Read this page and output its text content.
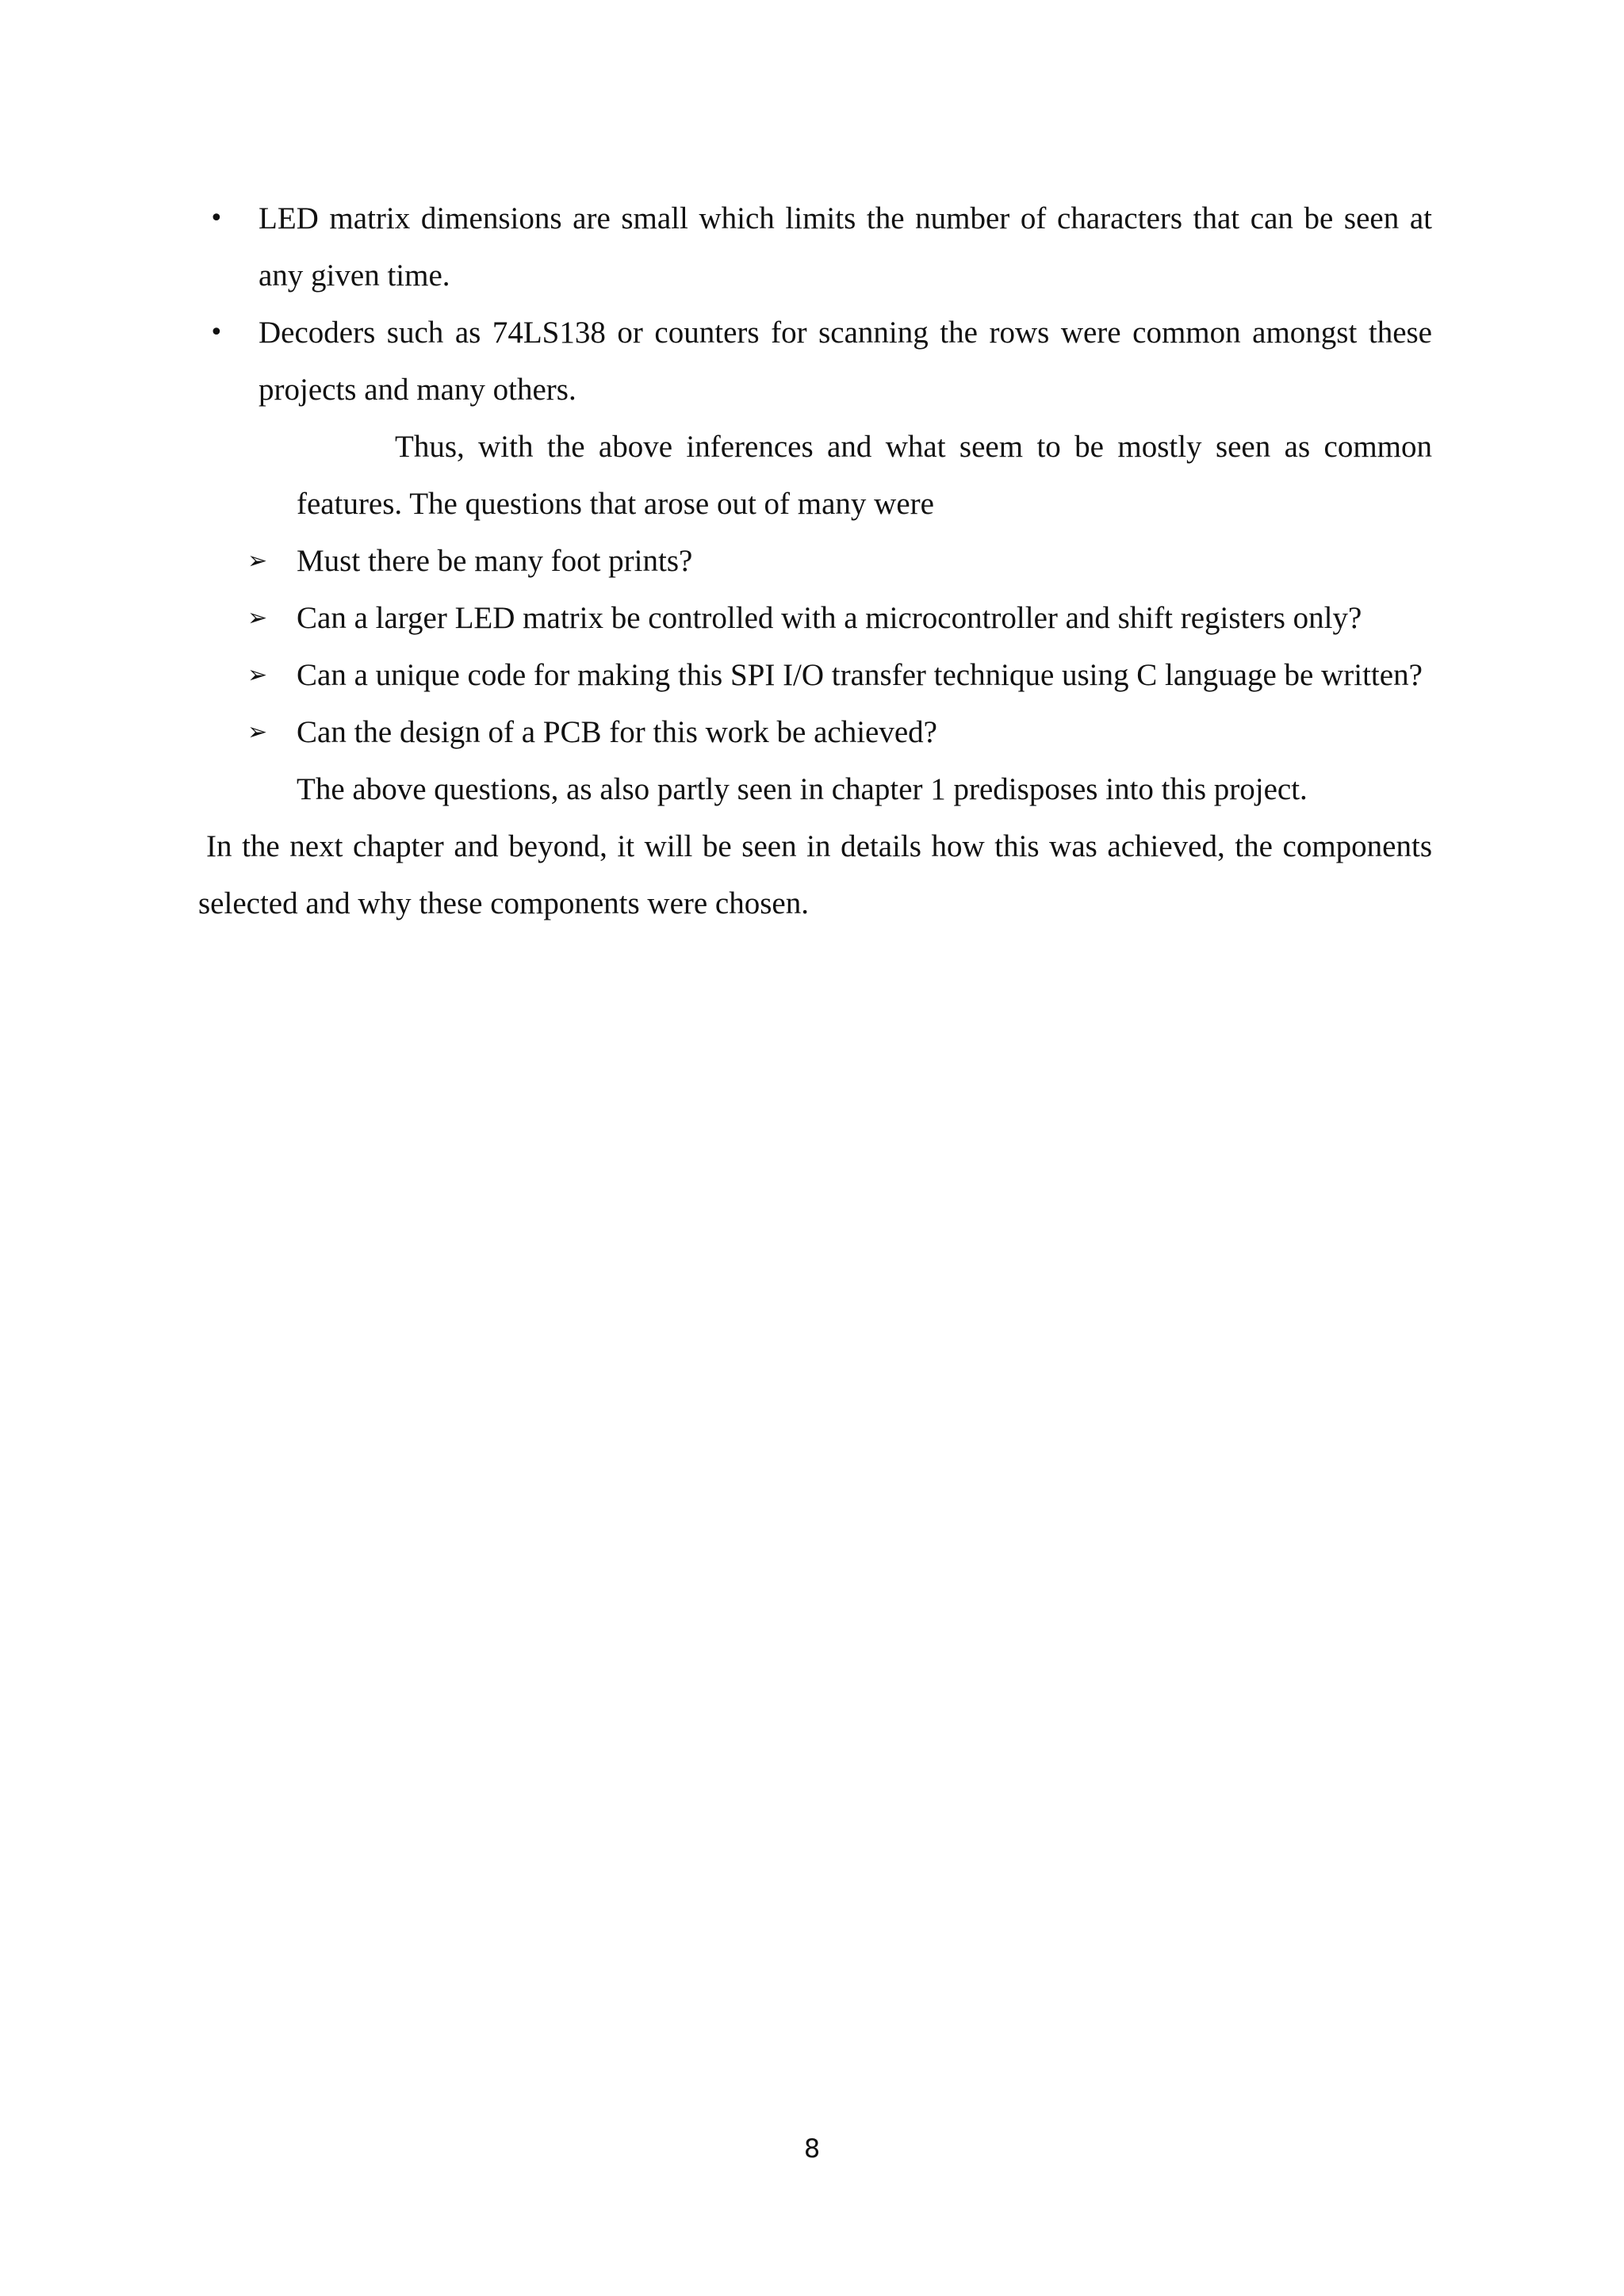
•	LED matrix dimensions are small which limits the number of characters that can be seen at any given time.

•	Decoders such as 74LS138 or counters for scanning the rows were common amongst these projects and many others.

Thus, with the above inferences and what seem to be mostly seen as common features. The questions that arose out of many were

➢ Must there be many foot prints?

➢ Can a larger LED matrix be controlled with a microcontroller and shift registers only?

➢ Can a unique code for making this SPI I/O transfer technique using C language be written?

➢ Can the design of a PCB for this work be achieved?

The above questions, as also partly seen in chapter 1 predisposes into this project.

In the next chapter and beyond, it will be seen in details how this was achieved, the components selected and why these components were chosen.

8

### Given exercise
Say how many lines in the listing above include "achieved". Give nothing but the number.

### Solution for this task
2